> Goal of the exercise
Collect each line of the records containing the string "take".

> Data to process
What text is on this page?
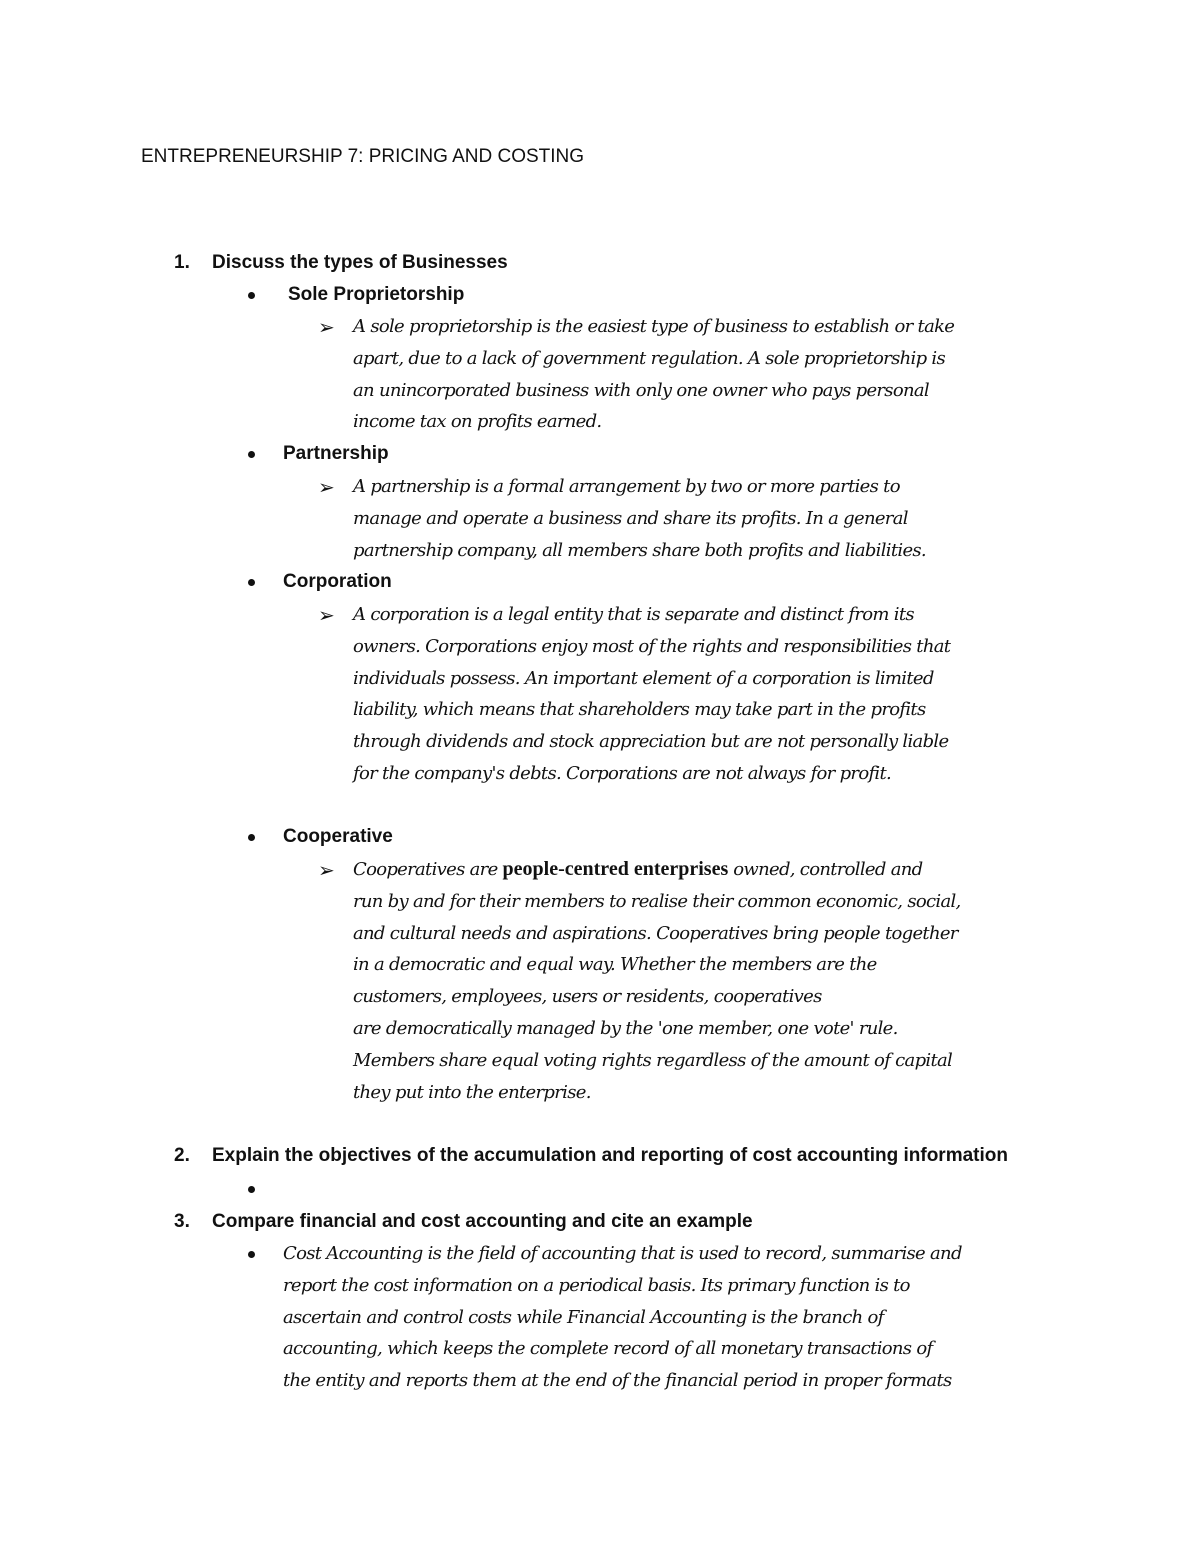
ENTREPRENEURSHIP 7: PRICING AND COSTING
1. Discuss the types of Businesses
Sole Proprietorship
➢ A sole proprietorship is the easiest type of business to establish or take
apart, due to a lack of government regulation. A sole proprietorship is
an unincorporated business with only one owner who pays personal
income tax on profits earned.
Partnership
➢ A partnership is a formal arrangement by two or more parties to
manage and operate a business and share its profits. In a general
partnership company, all members share both profits and liabilities.
Corporation
➢ A corporation is a legal entity that is separate and distinct from its
owners. Corporations enjoy most of the rights and responsibilities that
individuals possess. An important element of a corporation is limited
liability, which means that shareholders may take part in the profits
through dividends and stock appreciation but are not personally liable
for the company's debts. Corporations are not always for profit.
Cooperative
➢ Cooperatives are people-centred enterprises owned, controlled and
run by and for their members to realise their common economic, social,
and cultural needs and aspirations. Cooperatives bring people together
in a democratic and equal way. Whether the members are the
customers, employees, users or residents, cooperatives
are democratically managed by the 'one member, one vote' rule.
Members share equal voting rights regardless of the amount of capital
they put into the enterprise.
2. Explain the objectives of the accumulation and reporting of cost accounting information
3. Compare financial and cost accounting and cite an example
Cost Accounting is the field of accounting that is used to record, summarise and
report the cost information on a periodical basis. Its primary function is to
ascertain and control costs while Financial Accounting is the branch of
accounting, which keeps the complete record of all monetary transactions of
the entity and reports them at the end of the financial period in proper formats
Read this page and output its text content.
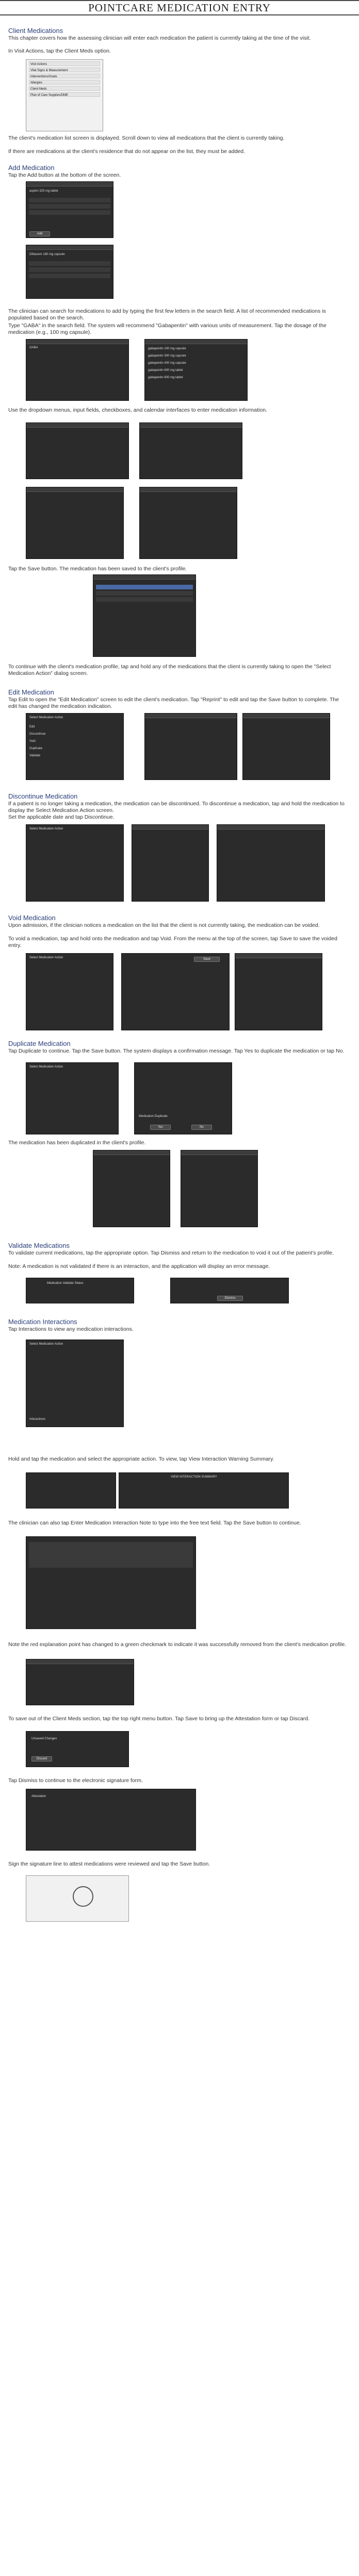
POINTCARE MEDICATION ENTRY
Client Medications
This chapter covers how the assessing clinician will enter each medication the patient is currently taking at the time of the visit.
In Visit Actions, tap the Client Meds option.
Visit Actions
Vital Signs & Measurement
Interventions/Goals
Allergies
Client Meds
Plan of Care Supplies/DME
The client's medication list screen is displayed. Scroll down to view all medications that the client is currently taking.
If there are medications at the client's residence that do not appear on the list, they must be added.
Add Medication
Tap the Add button at the bottom of the screen.
aspirin 325 mg tablet
Add
Diltiazem 180 mg capsule
The clinician can search for medications to add by typing the first few letters in the search field. A list of recommended medications is populated based on the search.
Type "GABA" in the search field. The system will recommend "Gabapentin" with various units of measurement. Tap the dosage of the medication (e.g., 100 mg capsule).
GABA	gabapentin 100 mg capsule
gabapentin 300 mg capsule
gabapentin 400 mg capsule
gabapentin 600 mg tablet
gabapentin 800 mg tablet
Use the dropdown menus, input fields, checkboxes, and calendar interfaces to enter medication information.
Tap the Save button. The medication has been saved to the client's profile.
To continue with the client's medication profile, tap and hold any of the medications that the client is currently taking to open the "Select Medication Action" dialog screen.
Edit Medication
Tap Edit to open the "Edit Medication" screen to edit the client's medication. Tap "Reprint" to edit and tap the Save button to complete. The edit has changed the medication indication.
Select Medication Action
Edit
Discontinue
Void
Duplicate
Validate
Discontinue Medication
If a patient is no longer taking a medication, the medication can be discontinued. To discontinue a medication, tap and hold the medication to display the Select Medication Action screen.
Set the applicable date and tap Discontinue.
Select Medication Action
Void Medication
Upon admission, if the clinician notices a medication on the list that the client is not currently taking, the medication can be voided.
To void a medication, tap and hold onto the medication and tap Void. From the menu at the top of the screen, tap Save to save the voided entry.
Select Medication Action	Save
Duplicate Medication
Tap Duplicate to continue. Tap the Save button. The system displays a confirmation message. Tap Yes to duplicate the medication or tap No.
Select Medication Action
Medication Duplicate
Yes	No
The medication has been duplicated in the client's profile.
Validate Medications
To validate current medications, tap the appropriate option. Tap Dismiss and return to the medication to void it out of the patient's profile.
Note: A medication is not validated if there is an interaction, and the application will display an error message.
Medication Validate Status
Dismiss
Medication Interactions
Tap Interactions to view any medication interactions.
Select Medication Action
Interactions
Hold and tap the medication and select the appropriate action. To view, tap View Interaction Warning Summary.
VIEW INTERACTION SUMMARY
The clinician can also tap Enter Medication Interaction Note to type into the free text field. Tap the Save button to continue.
Note the red explanation point has changed to a green checkmark to indicate it was successfully removed from the client's medication profile.
To save out of the Client Meds section, tap the top right menu button. Tap Save to bring up the Attestation form or tap Discard.
Unsaved Changes
Discard
Tap Dismiss to continue to the electronic signature form.
Attestation
Sign the signature line to attest medications were reviewed and tap the Save button.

> Correct result
➢ A sole proprietorship is the easiest type of business to establish or take
liability, which means that shareholders may take part in the profits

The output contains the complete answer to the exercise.